begin Raw data

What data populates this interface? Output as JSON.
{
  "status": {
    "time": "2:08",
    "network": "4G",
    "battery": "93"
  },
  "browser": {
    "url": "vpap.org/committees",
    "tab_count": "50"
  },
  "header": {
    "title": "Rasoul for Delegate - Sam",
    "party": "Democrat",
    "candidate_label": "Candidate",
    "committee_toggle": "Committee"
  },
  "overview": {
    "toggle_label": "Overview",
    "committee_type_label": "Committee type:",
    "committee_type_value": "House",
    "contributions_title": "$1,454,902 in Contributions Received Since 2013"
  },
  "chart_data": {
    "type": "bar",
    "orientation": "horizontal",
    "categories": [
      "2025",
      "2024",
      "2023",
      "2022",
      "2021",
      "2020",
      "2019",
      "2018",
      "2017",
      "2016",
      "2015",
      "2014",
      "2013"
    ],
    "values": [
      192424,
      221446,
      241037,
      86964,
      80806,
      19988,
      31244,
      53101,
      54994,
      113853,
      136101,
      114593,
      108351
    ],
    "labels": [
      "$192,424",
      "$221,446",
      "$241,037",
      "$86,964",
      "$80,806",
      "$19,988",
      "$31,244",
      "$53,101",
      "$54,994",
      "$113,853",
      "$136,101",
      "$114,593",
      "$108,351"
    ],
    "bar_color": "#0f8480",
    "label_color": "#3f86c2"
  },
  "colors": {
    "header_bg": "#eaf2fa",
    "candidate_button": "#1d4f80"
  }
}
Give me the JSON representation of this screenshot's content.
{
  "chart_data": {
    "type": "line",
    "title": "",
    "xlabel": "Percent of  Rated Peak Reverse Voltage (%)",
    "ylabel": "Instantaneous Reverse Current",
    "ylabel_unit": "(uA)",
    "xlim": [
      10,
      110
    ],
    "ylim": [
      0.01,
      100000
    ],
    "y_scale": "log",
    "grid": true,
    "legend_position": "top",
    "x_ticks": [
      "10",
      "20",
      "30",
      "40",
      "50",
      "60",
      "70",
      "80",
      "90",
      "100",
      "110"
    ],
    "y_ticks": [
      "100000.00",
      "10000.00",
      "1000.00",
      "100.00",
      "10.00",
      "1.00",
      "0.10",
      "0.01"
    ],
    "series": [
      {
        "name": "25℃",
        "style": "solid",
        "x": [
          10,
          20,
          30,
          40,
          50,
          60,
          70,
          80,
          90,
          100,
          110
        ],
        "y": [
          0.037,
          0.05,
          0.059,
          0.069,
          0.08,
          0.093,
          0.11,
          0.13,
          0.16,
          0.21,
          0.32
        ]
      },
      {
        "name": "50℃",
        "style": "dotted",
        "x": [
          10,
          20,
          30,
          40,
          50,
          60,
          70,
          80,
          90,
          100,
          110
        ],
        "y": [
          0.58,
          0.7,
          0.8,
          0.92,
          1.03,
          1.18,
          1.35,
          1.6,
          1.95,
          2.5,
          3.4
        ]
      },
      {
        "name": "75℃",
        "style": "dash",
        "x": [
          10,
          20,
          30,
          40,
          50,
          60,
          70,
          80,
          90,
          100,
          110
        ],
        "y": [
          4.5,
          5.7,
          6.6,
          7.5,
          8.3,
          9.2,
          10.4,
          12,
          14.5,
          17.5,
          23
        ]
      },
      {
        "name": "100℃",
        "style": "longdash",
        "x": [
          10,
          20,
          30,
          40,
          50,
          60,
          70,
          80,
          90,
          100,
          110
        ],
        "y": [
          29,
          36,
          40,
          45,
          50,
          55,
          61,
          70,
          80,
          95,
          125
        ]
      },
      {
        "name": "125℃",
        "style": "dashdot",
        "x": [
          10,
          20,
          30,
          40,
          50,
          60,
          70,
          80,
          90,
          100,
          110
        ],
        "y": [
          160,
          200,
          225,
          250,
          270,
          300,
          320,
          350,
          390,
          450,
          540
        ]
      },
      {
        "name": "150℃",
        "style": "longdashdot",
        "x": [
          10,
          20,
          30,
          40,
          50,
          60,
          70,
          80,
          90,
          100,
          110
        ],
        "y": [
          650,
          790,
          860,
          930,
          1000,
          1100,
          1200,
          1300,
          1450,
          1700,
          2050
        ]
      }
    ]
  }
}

end Raw data

Stated task
Restate the listing above word for word.

Full solution
What data populates this interface? Output as JSON.
{
  "status": {
    "time": "2:08",
    "network": "4G",
    "battery": "93"
  },
  "browser": {
    "url": "vpap.org/committees",
    "tab_count": "50"
  },
  "header": {
    "title": "Rasoul for Delegate - Sam",
    "party": "Democrat",
    "candidate_label": "Candidate",
    "committee_toggle": "Committee"
  },
  "overview": {
    "toggle_label": "Overview",
    "committee_type_label": "Committee type:",
    "committee_type_value": "House",
    "contributions_title": "$1,454,902 in Contributions Received Since 2013"
  },
  "chart_data": {
    "type": "bar",
    "orientation": "horizontal",
    "categories": [
      "2025",
      "2024",
      "2023",
      "2022",
      "2021",
      "2020",
      "2019",
      "2018",
      "2017",
      "2016",
      "2015",
      "2014",
      "2013"
    ],
    "values": [
      192424,
      221446,
      241037,
      86964,
      80806,
      19988,
      31244,
      53101,
      54994,
      113853,
      136101,
      114593,
      108351
    ],
    "labels": [
      "$192,424",
      "$221,446",
      "$241,037",
      "$86,964",
      "$80,806",
      "$19,988",
      "$31,244",
      "$53,101",
      "$54,994",
      "$113,853",
      "$136,101",
      "$114,593",
      "$108,351"
    ],
    "bar_color": "#0f8480",
    "label_color": "#3f86c2"
  },
  "colors": {
    "header_bg": "#eaf2fa",
    "candidate_button": "#1d4f80"
  }
}
Give me the JSON representation of this screenshot's content.
{
  "chart_data": {
    "type": "line",
    "title": "",
    "xlabel": "Percent of  Rated Peak Reverse Voltage (%)",
    "ylabel": "Instantaneous Reverse Current",
    "ylabel_unit": "(uA)",
    "xlim": [
      10,
      110
    ],
    "ylim": [
      0.01,
      100000
    ],
    "y_scale": "log",
    "grid": true,
    "legend_position": "top",
    "x_ticks": [
      "10",
      "20",
      "30",
      "40",
      "50",
      "60",
      "70",
      "80",
      "90",
      "100",
      "110"
    ],
    "y_ticks": [
      "100000.00",
      "10000.00",
      "1000.00",
      "100.00",
      "10.00",
      "1.00",
      "0.10",
      "0.01"
    ],
    "series": [
      {
        "name": "25℃",
        "style": "solid",
        "x": [
          10,
          20,
          30,
          40,
          50,
          60,
          70,
          80,
          90,
          100,
          110
        ],
        "y": [
          0.037,
          0.05,
          0.059,
          0.069,
          0.08,
          0.093,
          0.11,
          0.13,
          0.16,
          0.21,
          0.32
        ]
      },
      {
        "name": "50℃",
        "style": "dotted",
        "x": [
          10,
          20,
          30,
          40,
          50,
          60,
          70,
          80,
          90,
          100,
          110
        ],
        "y": [
          0.58,
          0.7,
          0.8,
          0.92,
          1.03,
          1.18,
          1.35,
          1.6,
          1.95,
          2.5,
          3.4
        ]
      },
      {
        "name": "75℃",
        "style": "dash",
        "x": [
          10,
          20,
          30,
          40,
          50,
          60,
          70,
          80,
          90,
          100,
          110
        ],
        "y": [
          4.5,
          5.7,
          6.6,
          7.5,
          8.3,
          9.2,
          10.4,
          12,
          14.5,
          17.5,
          23
        ]
      },
      {
        "name": "100℃",
        "style": "longdash",
        "x": [
          10,
          20,
          30,
          40,
          50,
          60,
          70,
          80,
          90,
          100,
          110
        ],
        "y": [
          29,
          36,
          40,
          45,
          50,
          55,
          61,
          70,
          80,
          95,
          125
        ]
      },
      {
        "name": "125℃",
        "style": "dashdot",
        "x": [
          10,
          20,
          30,
          40,
          50,
          60,
          70,
          80,
          90,
          100,
          110
        ],
        "y": [
          160,
          200,
          225,
          250,
          270,
          300,
          320,
          350,
          390,
          450,
          540
        ]
      },
      {
        "name": "150℃",
        "style": "longdashdot",
        "x": [
          10,
          20,
          30,
          40,
          50,
          60,
          70,
          80,
          90,
          100,
          110
        ],
        "y": [
          650,
          790,
          860,
          930,
          1000,
          1100,
          1200,
          1300,
          1450,
          1700,
          2050
        ]
      }
    ]
  }
}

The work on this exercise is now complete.